(The records):
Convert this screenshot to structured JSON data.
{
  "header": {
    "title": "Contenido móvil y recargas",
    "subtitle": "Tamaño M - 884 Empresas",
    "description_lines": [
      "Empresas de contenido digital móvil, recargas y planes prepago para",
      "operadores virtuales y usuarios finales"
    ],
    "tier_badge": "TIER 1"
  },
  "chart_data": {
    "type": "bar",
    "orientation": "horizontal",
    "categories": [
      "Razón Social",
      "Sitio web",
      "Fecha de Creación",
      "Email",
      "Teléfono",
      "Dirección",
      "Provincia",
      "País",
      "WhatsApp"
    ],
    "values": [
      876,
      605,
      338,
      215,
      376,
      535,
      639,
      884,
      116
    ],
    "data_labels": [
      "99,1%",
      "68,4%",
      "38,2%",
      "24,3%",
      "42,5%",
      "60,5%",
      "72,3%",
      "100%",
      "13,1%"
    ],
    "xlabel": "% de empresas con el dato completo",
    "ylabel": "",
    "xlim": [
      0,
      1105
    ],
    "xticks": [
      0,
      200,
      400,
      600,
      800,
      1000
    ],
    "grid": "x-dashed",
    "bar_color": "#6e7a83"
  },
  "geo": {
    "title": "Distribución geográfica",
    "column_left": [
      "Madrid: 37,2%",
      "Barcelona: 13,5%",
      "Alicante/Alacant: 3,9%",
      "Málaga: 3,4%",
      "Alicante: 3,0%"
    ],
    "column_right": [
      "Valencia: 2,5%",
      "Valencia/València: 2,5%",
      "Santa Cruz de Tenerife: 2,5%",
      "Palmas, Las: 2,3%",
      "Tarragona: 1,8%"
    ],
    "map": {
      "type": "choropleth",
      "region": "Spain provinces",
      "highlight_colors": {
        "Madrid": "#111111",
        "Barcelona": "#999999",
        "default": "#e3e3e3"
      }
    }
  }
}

(Exercise aim): From the data, pick out every line that includes "móvil".

(Output of the task):
    "title": "Contenido móvil y recargas",
      "Empresas de contenido digital móvil, recargas y planes prepago para",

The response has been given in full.